Given problem: Write out each line in which the string "была" is present.

Data listing:
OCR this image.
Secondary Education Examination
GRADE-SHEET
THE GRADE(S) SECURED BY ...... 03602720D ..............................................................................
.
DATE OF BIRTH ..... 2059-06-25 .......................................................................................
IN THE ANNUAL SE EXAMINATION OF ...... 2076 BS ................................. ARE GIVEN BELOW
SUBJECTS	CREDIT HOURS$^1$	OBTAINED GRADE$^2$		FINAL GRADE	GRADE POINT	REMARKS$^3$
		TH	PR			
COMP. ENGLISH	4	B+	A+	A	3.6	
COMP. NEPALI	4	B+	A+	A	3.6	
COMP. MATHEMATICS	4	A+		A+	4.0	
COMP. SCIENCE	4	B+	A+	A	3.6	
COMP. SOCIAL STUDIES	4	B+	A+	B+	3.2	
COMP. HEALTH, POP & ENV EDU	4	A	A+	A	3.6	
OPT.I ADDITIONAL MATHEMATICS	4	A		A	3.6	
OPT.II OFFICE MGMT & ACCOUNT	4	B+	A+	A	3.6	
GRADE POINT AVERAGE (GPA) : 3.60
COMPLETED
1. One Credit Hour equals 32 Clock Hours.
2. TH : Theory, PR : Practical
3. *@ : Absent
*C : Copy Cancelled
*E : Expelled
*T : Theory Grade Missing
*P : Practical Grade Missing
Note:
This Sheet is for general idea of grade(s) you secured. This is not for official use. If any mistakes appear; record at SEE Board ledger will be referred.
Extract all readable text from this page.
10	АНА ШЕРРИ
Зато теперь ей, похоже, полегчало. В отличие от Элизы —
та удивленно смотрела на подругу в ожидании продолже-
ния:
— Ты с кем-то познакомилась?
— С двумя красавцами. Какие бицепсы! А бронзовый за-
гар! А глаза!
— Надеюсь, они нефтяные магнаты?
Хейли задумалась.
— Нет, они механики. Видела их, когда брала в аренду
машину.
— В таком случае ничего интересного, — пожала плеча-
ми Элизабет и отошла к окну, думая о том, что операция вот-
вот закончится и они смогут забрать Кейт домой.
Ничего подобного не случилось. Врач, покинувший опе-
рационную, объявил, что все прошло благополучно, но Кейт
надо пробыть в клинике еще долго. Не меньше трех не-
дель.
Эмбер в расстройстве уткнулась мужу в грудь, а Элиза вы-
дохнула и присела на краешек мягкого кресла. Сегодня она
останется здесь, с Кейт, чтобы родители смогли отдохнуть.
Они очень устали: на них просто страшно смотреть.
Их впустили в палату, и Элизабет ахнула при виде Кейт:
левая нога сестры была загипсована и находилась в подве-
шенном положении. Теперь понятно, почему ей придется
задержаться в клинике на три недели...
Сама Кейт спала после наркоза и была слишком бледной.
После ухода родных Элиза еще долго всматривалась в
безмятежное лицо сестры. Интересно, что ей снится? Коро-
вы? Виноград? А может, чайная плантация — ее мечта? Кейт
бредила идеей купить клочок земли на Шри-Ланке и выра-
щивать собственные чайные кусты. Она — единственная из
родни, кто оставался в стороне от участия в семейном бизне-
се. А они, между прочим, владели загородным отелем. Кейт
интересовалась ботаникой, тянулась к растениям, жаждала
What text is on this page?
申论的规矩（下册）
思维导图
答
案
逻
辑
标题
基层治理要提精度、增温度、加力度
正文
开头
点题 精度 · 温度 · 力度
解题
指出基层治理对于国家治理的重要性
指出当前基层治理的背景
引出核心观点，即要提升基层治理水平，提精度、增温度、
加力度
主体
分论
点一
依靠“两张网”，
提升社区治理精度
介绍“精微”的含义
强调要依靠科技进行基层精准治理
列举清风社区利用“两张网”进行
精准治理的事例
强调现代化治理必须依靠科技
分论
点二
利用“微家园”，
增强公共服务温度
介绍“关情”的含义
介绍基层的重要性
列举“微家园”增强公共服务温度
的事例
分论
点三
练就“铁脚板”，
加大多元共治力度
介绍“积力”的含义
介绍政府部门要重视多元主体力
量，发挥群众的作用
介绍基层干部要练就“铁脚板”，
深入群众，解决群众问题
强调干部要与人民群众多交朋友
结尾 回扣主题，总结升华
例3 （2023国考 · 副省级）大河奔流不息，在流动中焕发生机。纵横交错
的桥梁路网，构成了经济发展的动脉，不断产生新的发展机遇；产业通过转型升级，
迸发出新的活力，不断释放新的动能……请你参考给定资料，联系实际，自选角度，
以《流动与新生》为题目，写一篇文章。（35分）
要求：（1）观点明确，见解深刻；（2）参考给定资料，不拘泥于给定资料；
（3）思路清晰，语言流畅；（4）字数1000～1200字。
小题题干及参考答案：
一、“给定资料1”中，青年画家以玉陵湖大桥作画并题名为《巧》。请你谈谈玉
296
==
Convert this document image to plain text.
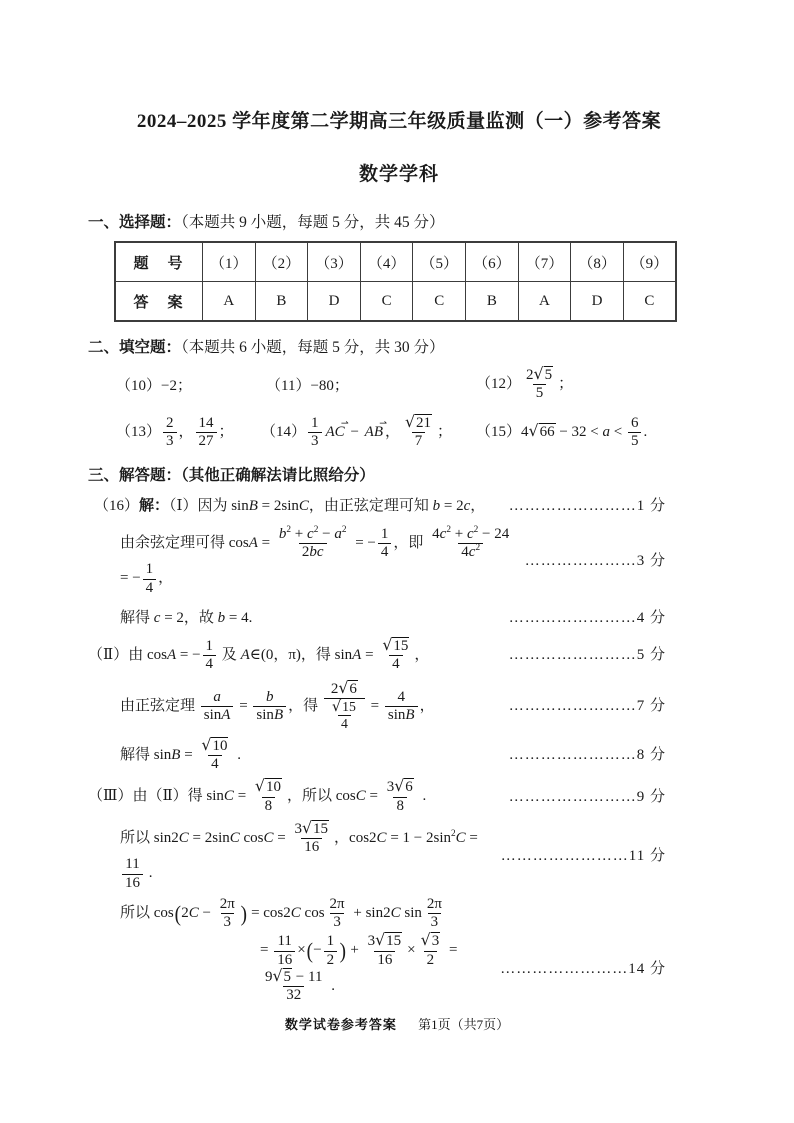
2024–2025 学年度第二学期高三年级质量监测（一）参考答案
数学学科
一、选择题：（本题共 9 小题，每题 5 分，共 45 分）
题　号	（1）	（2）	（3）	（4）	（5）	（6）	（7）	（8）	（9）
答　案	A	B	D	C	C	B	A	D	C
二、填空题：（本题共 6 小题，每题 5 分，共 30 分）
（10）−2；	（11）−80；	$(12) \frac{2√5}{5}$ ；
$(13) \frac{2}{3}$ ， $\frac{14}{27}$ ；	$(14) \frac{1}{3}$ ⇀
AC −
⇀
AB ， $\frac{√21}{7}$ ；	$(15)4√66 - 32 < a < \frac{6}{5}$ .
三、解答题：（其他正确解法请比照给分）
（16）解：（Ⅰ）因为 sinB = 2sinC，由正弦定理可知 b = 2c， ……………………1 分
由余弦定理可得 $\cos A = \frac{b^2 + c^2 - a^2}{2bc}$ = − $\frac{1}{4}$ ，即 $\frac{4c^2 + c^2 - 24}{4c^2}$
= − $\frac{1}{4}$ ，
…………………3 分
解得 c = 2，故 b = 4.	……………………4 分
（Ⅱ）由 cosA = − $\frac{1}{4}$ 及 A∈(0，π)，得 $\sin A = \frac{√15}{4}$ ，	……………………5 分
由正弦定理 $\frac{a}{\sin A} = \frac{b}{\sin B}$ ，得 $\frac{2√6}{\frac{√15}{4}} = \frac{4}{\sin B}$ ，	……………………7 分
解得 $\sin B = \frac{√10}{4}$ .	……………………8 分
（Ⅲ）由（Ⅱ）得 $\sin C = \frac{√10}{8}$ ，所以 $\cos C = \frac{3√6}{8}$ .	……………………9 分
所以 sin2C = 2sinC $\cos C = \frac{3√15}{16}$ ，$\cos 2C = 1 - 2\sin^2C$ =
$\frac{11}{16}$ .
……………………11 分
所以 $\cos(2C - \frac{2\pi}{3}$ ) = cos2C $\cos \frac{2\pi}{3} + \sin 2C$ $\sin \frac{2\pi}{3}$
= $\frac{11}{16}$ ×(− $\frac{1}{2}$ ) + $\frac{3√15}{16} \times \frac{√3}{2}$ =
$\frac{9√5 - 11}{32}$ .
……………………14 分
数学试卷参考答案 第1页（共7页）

Worked solution:
левая нога сестры была загипсована и находилась в подве-
Сама Кейт спала после наркоза и была слишком бледной.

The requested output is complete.